[Data entries]
▬▬▬

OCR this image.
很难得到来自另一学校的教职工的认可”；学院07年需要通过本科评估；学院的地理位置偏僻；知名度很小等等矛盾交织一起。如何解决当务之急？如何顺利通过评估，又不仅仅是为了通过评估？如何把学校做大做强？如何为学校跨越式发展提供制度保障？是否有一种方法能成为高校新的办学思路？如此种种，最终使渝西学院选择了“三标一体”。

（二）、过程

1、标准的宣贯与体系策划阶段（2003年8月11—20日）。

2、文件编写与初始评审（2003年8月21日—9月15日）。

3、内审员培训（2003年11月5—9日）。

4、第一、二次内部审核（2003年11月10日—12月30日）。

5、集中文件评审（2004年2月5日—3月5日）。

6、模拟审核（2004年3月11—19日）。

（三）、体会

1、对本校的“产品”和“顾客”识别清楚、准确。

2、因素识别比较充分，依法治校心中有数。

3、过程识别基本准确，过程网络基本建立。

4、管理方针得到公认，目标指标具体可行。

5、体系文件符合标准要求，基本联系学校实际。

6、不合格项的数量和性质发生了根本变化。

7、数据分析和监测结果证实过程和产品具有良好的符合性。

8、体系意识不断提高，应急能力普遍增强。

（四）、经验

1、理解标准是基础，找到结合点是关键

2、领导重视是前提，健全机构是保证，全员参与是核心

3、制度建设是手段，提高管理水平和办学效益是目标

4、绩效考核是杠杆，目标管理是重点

▬▬▬

EXERCISE
Restate all of the entries above precisely.

WORKED ANSWER
OCR this image.
很难得到来自另一学校的教职工的认可”；学院07年需要通过本科评估；学院的地理位置偏僻；知名度很小等等矛盾交织一起。如何解决当务之急？如何顺利通过评估，又不仅仅是为了通过评估？如何把学校做大做强？如何为学校跨越式发展提供制度保障？是否有一种方法能成为高校新的办学思路？如此种种，最终使渝西学院选择了“三标一体”。

（二）、过程

1、标准的宣贯与体系策划阶段（2003年8月11—20日）。

2、文件编写与初始评审（2003年8月21日—9月15日）。

3、内审员培训（2003年11月5—9日）。

4、第一、二次内部审核（2003年11月10日—12月30日）。

5、集中文件评审（2004年2月5日—3月5日）。

6、模拟审核（2004年3月11—19日）。

（三）、体会

1、对本校的“产品”和“顾客”识别清楚、准确。

2、因素识别比较充分，依法治校心中有数。

3、过程识别基本准确，过程网络基本建立。

4、管理方针得到公认，目标指标具体可行。

5、体系文件符合标准要求，基本联系学校实际。

6、不合格项的数量和性质发生了根本变化。

7、数据分析和监测结果证实过程和产品具有良好的符合性。

8、体系意识不断提高，应急能力普遍增强。

（四）、经验

1、理解标准是基础，找到结合点是关键

2、领导重视是前提，健全机构是保证，全员参与是核心

3、制度建设是手段，提高管理水平和办学效益是目标

4、绩效考核是杠杆，目标管理是重点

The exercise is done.